CONSEGNA DELL'ESERCIZIO> Rinominate “tree-item-label” in “node-label” in tutte le voci e riportatele per il resto invariate, omettendo le immagini.

LE VOCI>
# # #

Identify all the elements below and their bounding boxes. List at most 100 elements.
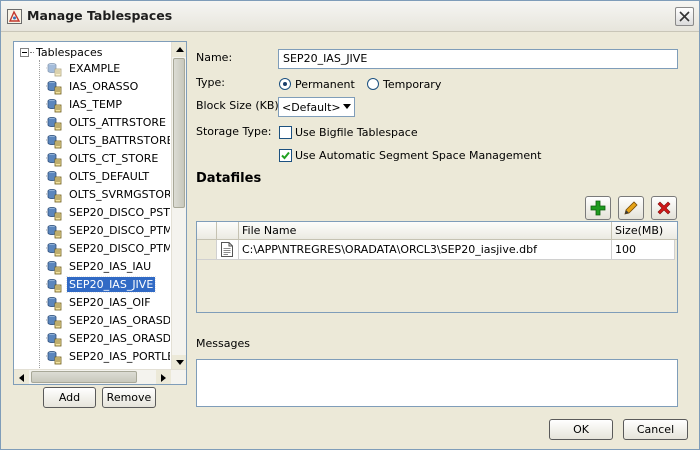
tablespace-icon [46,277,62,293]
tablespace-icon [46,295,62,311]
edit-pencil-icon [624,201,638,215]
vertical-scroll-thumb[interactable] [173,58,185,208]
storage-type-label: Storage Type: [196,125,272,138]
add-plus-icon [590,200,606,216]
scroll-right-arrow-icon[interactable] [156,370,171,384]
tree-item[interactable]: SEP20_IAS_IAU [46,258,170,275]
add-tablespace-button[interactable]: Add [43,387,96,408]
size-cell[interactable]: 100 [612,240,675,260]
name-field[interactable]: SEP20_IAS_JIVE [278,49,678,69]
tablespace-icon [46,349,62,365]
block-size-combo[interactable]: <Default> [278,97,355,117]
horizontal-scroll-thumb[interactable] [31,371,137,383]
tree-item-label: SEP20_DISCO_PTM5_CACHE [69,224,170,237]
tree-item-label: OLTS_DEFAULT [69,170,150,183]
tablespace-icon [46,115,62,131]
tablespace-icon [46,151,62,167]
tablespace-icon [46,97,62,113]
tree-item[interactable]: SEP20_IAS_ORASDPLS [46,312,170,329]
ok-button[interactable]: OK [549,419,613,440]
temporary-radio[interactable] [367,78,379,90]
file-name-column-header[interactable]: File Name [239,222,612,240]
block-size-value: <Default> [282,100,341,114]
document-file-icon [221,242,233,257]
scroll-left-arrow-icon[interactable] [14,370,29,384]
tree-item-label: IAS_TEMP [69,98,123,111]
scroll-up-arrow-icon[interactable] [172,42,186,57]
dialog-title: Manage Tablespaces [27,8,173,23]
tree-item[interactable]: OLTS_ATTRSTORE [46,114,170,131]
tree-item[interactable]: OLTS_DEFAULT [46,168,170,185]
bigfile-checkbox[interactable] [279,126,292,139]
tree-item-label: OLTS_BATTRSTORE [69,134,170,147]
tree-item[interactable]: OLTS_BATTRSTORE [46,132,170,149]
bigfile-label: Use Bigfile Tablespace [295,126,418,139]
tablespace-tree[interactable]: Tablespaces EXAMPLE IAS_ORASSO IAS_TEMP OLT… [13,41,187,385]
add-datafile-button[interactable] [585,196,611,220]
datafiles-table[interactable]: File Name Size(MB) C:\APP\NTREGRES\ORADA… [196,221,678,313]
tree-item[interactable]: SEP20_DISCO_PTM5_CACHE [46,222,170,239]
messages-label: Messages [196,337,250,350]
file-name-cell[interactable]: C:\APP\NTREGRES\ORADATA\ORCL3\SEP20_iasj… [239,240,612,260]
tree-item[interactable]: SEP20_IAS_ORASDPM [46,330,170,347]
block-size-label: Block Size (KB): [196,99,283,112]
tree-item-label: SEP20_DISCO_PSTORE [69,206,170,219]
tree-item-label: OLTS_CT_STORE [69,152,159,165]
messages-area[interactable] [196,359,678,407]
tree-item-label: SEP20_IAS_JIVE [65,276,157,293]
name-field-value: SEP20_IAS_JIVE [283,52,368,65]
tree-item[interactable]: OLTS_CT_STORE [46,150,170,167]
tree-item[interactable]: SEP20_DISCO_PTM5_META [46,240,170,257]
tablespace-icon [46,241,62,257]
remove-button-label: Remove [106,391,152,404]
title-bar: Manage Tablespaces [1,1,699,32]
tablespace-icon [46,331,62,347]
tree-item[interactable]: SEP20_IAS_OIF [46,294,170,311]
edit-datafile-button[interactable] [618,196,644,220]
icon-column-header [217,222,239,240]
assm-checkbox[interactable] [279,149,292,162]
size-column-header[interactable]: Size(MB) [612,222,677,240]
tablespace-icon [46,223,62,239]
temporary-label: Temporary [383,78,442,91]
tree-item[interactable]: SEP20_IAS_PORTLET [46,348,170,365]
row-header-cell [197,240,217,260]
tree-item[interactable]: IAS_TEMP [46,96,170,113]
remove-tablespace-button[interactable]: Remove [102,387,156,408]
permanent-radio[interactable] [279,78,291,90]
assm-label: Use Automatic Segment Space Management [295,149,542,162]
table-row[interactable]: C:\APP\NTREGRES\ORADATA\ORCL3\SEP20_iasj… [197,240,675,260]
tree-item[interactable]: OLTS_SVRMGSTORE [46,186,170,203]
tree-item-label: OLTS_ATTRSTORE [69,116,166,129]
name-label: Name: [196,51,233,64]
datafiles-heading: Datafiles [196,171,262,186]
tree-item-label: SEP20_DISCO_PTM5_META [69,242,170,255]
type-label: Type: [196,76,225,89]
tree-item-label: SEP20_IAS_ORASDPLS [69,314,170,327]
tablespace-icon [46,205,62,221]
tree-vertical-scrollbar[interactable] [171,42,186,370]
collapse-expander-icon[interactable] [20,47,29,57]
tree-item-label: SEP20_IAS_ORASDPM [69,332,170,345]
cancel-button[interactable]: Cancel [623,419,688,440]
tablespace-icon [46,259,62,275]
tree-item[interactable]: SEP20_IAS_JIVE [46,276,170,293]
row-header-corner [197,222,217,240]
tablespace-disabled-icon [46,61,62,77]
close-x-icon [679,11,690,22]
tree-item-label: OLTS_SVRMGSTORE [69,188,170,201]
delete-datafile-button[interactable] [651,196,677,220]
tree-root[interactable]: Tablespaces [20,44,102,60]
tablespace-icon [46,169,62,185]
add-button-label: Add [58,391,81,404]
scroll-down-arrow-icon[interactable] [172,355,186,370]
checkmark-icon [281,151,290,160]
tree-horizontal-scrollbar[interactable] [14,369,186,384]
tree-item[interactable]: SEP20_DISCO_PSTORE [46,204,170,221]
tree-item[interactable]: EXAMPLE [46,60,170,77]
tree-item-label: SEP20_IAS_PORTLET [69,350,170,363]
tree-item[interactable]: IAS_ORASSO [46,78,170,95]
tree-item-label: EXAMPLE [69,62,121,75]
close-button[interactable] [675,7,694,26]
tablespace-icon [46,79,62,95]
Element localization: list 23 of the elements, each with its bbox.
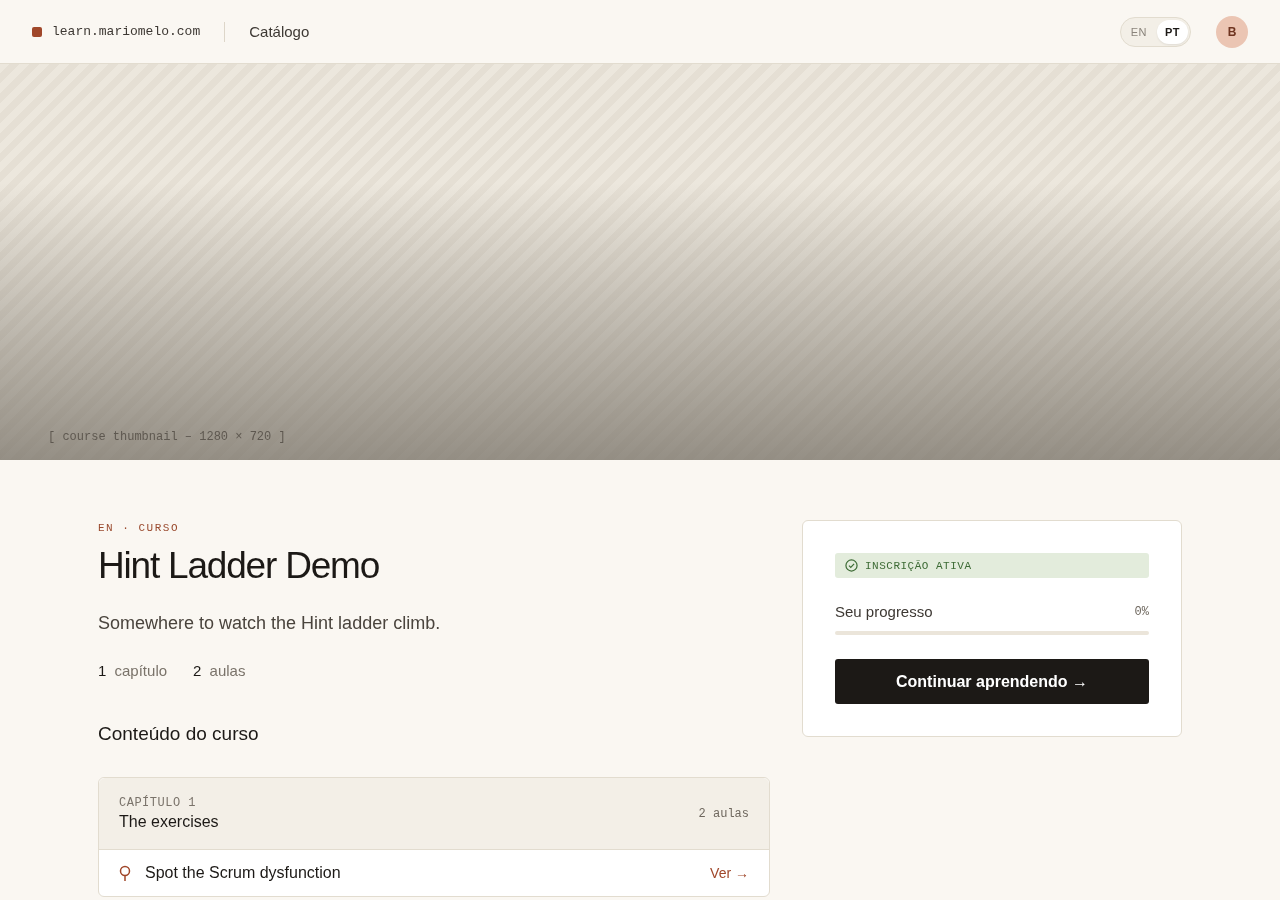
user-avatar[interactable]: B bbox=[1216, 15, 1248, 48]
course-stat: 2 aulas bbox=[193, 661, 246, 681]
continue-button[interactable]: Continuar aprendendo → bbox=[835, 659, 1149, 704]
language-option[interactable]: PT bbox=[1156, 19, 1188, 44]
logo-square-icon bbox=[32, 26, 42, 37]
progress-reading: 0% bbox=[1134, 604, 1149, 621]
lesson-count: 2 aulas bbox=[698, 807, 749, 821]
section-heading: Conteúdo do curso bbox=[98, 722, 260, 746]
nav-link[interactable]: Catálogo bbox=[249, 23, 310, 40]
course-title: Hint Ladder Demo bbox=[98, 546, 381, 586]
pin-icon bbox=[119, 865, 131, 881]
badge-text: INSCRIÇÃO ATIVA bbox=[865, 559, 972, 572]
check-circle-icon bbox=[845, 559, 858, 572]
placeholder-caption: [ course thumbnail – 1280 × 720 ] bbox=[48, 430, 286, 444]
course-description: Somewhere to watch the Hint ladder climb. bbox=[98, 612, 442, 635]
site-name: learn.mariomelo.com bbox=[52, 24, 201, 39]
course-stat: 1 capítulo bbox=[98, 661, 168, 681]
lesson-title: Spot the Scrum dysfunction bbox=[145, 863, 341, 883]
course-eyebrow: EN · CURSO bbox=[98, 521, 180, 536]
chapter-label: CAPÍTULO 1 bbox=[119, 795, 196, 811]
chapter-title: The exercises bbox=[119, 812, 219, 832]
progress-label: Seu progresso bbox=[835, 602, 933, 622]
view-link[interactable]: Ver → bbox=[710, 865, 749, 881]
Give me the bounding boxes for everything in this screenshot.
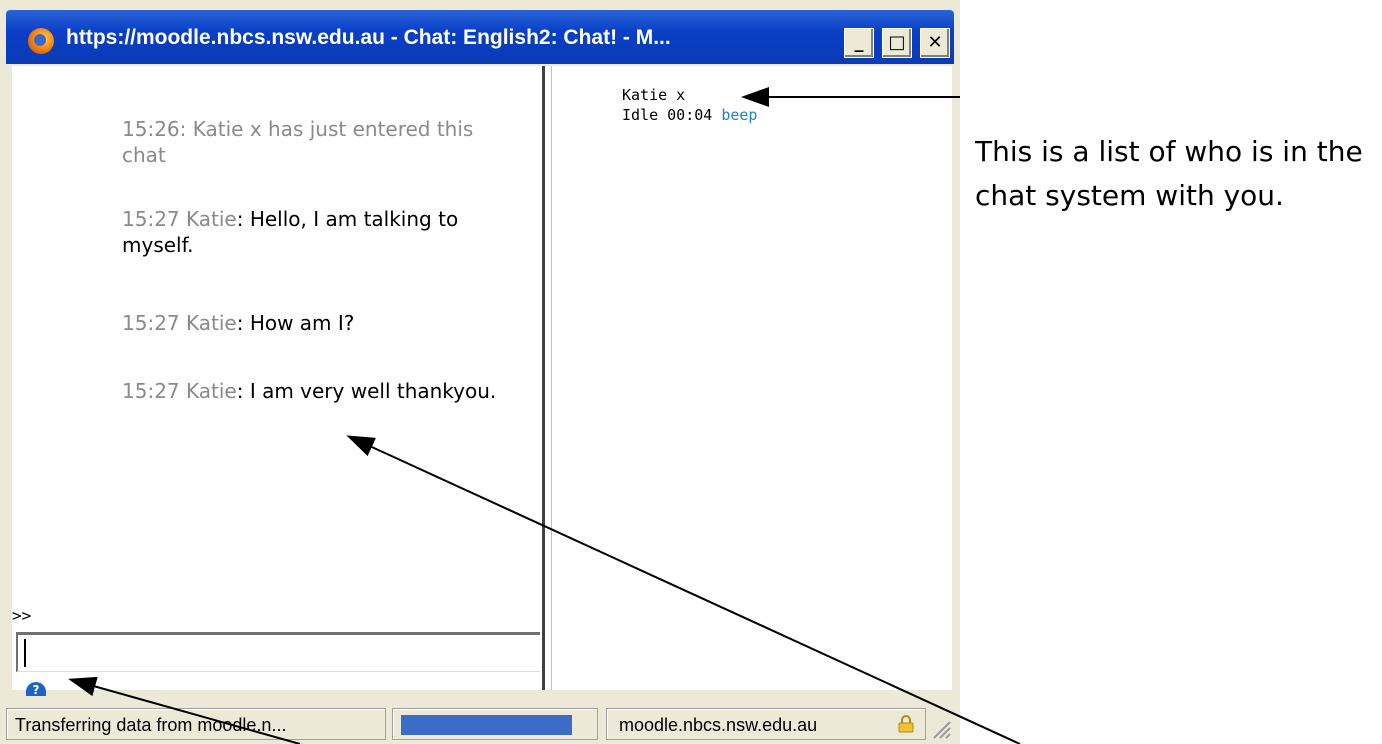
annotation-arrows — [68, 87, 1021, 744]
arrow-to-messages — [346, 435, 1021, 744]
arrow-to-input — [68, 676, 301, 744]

# # #

RISPOSTA ALL'ESERCIZIO>
Identify all the elements below and their bounding boxes. List at most 100 elements.
tablespace-icon [46,277,62,293]
tablespace-icon [46,295,62,311]
edit-pencil-icon [624,201,638,215]
vertical-scroll-thumb[interactable] [173,58,185,208]
storage-type-label: Storage Type: [196,125,272,138]
add-plus-icon [590,200,606,216]
scroll-right-arrow-icon[interactable] [156,370,171,384]
tree-item[interactable]: SEP20_IAS_IAU [46,258,170,275]
add-tablespace-button[interactable]: Add [43,387,96,408]
size-cell[interactable]: 100 [612,240,675,260]
name-field[interactable]: SEP20_IAS_JIVE [278,49,678,69]
tablespace-icon [46,349,62,365]
block-size-combo[interactable]: <Default> [278,97,355,117]
horizontal-scroll-thumb[interactable] [31,371,137,383]
node-label: SEP20_DISCO_PTM5_CACHE [69,224,170,237]
node-label: OLTS_DEFAULT [69,170,150,183]
tablespace-icon [46,115,62,131]
tablespace-icon [46,151,62,167]
tablespace-icon [46,97,62,113]
tree-item[interactable]: SEP20_IAS_ORASDPLS [46,312,170,329]
ok-button[interactable]: OK [549,419,613,440]
temporary-radio[interactable] [367,78,379,90]
file-name-column-header[interactable]: File Name [239,222,612,240]
block-size-value: <Default> [282,100,341,114]
document-file-icon [221,242,233,257]
scroll-left-arrow-icon[interactable] [14,370,29,384]
node-label: IAS_TEMP [69,98,123,111]
scroll-up-arrow-icon[interactable] [172,42,186,57]
dialog-title: Manage Tablespaces [27,8,173,23]
tree-item[interactable]: OLTS_ATTRSTORE [46,114,170,131]
tree-item[interactable]: OLTS_DEFAULT [46,168,170,185]
bigfile-checkbox[interactable] [279,126,292,139]
node-label: OLTS_BATTRSTORE [69,134,170,147]
tree-item[interactable]: OLTS_BATTRSTORE [46,132,170,149]
bigfile-label: Use Bigfile Tablespace [295,126,418,139]
tablespace-tree[interactable]: Tablespaces EXAMPLE IAS_ORASSO IAS_TEMP OLT… [13,41,187,385]
add-datafile-button[interactable] [585,196,611,220]
datafiles-table[interactable]: File Name Size(MB) C:\APP\NTREGRES\ORADA… [196,221,678,313]
tree-item[interactable]: SEP20_DISCO_PTM5_CACHE [46,222,170,239]
messages-label: Messages [196,337,250,350]
file-name-cell[interactable]: C:\APP\NTREGRES\ORADATA\ORCL3\SEP20_iasj… [239,240,612,260]
tree-item[interactable]: SEP20_IAS_ORASDPM [46,330,170,347]
block-size-label: Block Size (KB): [196,99,283,112]
node-label: SEP20_DISCO_PSTORE [69,206,170,219]
node-label: OLTS_CT_STORE [69,152,159,165]
messages-area[interactable] [196,359,678,407]
node-label: SEP20_IAS_JIVE [65,276,157,293]
name-field-value: SEP20_IAS_JIVE [283,52,368,65]
tree-item[interactable]: OLTS_CT_STORE [46,150,170,167]
tree-item[interactable]: SEP20_DISCO_PTM5_META [46,240,170,257]
tablespace-icon [46,241,62,257]
remove-button-label: Remove [106,391,152,404]
title-bar: Manage Tablespaces [1,1,699,32]
tablespace-icon [46,331,62,347]
tree-item[interactable]: SEP20_IAS_OIF [46,294,170,311]
edit-datafile-button[interactable] [618,196,644,220]
icon-column-header [217,222,239,240]
assm-checkbox[interactable] [279,149,292,162]
size-column-header[interactable]: Size(MB) [612,222,677,240]
tablespace-icon [46,223,62,239]
temporary-label: Temporary [383,78,442,91]
tree-item[interactable]: SEP20_IAS_PORTLET [46,348,170,365]
row-header-cell [197,240,217,260]
tree-item[interactable]: IAS_TEMP [46,96,170,113]
remove-tablespace-button[interactable]: Remove [102,387,156,408]
permanent-radio[interactable] [279,78,291,90]
assm-label: Use Automatic Segment Space Management [295,149,542,162]
table-row[interactable]: C:\APP\NTREGRES\ORADATA\ORCL3\SEP20_iasj… [197,240,675,260]
tree-item[interactable]: OLTS_SVRMGSTORE [46,186,170,203]
node-label: OLTS_ATTRSTORE [69,116,166,129]
name-label: Name: [196,51,233,64]
datafiles-heading: Datafiles [196,171,262,186]
node-label: SEP20_DISCO_PTM5_META [69,242,170,255]
type-label: Type: [196,76,225,89]
node-label: SEP20_IAS_ORASDPLS [69,314,170,327]
tablespace-icon [46,205,62,221]
tree-vertical-scrollbar[interactable] [171,42,186,370]
collapse-expander-icon[interactable] [20,47,29,57]
node-label: SEP20_IAS_ORASDPM [69,332,170,345]
cancel-button[interactable]: Cancel [623,419,688,440]
tablespace-icon [46,259,62,275]
tree-item[interactable]: SEP20_IAS_JIVE [46,276,170,293]
row-header-corner [197,222,217,240]
tablespace-disabled-icon [46,61,62,77]
close-x-icon [679,11,690,22]
node-label: OLTS_SVRMGSTORE [69,188,170,201]
delete-datafile-button[interactable] [651,196,677,220]
tree-root[interactable]: Tablespaces [20,44,102,60]
tablespace-icon [46,169,62,185]
add-button-label: Add [58,391,81,404]
scroll-down-arrow-icon[interactable] [172,355,186,370]
checkmark-icon [281,151,290,160]
tree-horizontal-scrollbar[interactable] [14,369,186,384]
tree-item[interactable]: SEP20_DISCO_PSTORE [46,204,170,221]
tree-item[interactable]: EXAMPLE [46,60,170,77]
node-label: SEP20_IAS_PORTLET [69,350,170,363]
tree-item[interactable]: IAS_ORASSO [46,78,170,95]
node-label: EXAMPLE [69,62,121,75]
close-button[interactable] [675,7,694,26]
tablespace-icon [46,79,62,95]
Element localization: list 23 of the elements, each with its bbox.
user-avatar[interactable]: B bbox=[1216, 15, 1248, 48]
course-stat: 2 aulas bbox=[193, 661, 246, 681]
continue-button[interactable]: Continuar aprendendo → bbox=[835, 659, 1149, 704]
language-option[interactable]: PT bbox=[1156, 19, 1188, 44]
logo-square-icon bbox=[32, 26, 42, 37]
progress-reading: 0% bbox=[1134, 604, 1149, 621]
lesson-count: 2 aulas bbox=[698, 807, 749, 821]
section-heading: Conteúdo do curso bbox=[98, 722, 260, 746]
nav-link[interactable]: Catálogo bbox=[249, 23, 310, 40]
course-title: Hint Ladder Demo bbox=[98, 546, 381, 586]
pin-icon bbox=[119, 865, 131, 881]
badge-text: INSCRIÇÃO ATIVA bbox=[865, 559, 972, 572]
check-circle-icon bbox=[845, 559, 858, 572]
placeholder-caption: [ course thumbnail – 1280 × 720 ] bbox=[48, 430, 286, 444]
course-description: Somewhere to watch the Hint ladder climb. bbox=[98, 612, 442, 635]
site-name: learn.mariomelo.com bbox=[52, 24, 201, 39]
course-stat: 1 capítulo bbox=[98, 661, 168, 681]
lesson-title: Spot the Scrum dysfunction bbox=[145, 863, 341, 883]
course-eyebrow: EN · CURSO bbox=[98, 521, 180, 536]
chapter-label: CAPÍTULO 1 bbox=[119, 795, 196, 811]
chapter-title: The exercises bbox=[119, 812, 219, 832]
progress-label: Seu progresso bbox=[835, 602, 933, 622]
view-link[interactable]: Ver → bbox=[710, 865, 749, 881]
Give me the bounding boxes for everything in this screenshot.
annotation-arrows — [68, 87, 1021, 744]
arrow-to-messages — [346, 435, 1021, 744]
arrow-to-input — [68, 676, 301, 744]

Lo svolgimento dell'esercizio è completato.